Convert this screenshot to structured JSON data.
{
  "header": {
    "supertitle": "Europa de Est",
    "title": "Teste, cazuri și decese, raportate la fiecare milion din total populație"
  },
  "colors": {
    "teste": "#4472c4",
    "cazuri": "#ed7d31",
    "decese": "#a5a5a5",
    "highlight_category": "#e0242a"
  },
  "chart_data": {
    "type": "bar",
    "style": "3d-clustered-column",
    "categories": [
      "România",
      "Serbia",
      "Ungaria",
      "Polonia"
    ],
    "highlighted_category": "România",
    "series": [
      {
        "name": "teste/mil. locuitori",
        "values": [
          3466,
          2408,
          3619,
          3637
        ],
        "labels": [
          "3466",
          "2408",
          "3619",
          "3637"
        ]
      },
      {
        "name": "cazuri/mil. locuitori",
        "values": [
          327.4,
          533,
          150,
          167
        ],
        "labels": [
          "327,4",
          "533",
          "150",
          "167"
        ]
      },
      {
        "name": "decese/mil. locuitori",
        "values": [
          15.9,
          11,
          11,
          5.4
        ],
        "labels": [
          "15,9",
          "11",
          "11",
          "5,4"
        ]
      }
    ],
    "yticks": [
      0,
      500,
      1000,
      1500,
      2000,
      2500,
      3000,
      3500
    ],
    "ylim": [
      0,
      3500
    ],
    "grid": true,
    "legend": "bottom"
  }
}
•••
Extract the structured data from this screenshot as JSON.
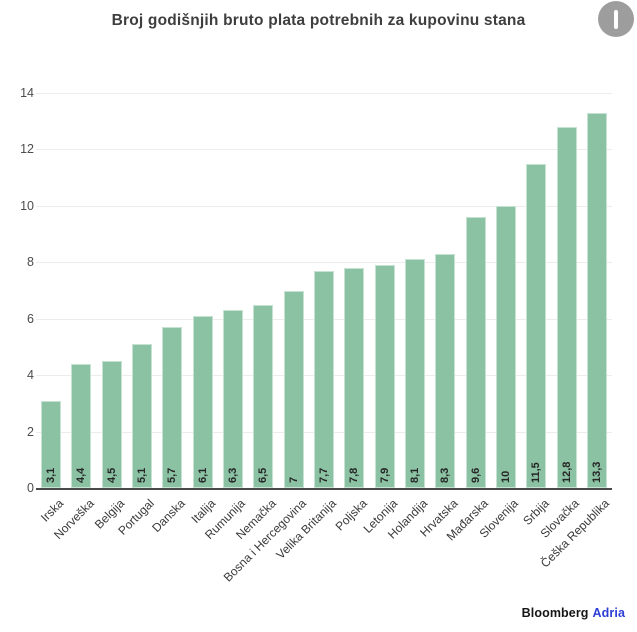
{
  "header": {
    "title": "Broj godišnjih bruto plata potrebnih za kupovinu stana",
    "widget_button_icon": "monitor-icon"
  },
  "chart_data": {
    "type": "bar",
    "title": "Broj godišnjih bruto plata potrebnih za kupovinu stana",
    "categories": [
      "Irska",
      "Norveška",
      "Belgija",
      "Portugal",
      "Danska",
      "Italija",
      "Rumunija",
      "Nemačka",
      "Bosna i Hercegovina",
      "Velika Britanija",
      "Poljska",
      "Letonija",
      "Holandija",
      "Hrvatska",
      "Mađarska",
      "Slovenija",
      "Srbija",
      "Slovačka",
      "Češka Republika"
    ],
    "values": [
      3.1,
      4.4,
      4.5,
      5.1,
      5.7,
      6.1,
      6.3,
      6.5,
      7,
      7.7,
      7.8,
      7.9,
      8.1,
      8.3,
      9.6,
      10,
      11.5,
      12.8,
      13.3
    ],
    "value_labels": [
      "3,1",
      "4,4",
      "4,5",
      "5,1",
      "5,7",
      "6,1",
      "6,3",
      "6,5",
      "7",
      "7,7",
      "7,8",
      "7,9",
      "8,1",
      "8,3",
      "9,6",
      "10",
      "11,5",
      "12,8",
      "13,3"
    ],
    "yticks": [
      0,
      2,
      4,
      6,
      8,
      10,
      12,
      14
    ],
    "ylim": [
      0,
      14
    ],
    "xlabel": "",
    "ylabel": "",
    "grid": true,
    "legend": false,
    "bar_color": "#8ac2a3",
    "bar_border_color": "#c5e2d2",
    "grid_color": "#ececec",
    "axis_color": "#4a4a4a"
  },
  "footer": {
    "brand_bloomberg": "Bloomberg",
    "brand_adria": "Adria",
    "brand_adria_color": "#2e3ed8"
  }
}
•••
> **To be done**
Looking at the listing above, how many of its lines contain the string "structured"? Give the number alone.

> **Solution**
2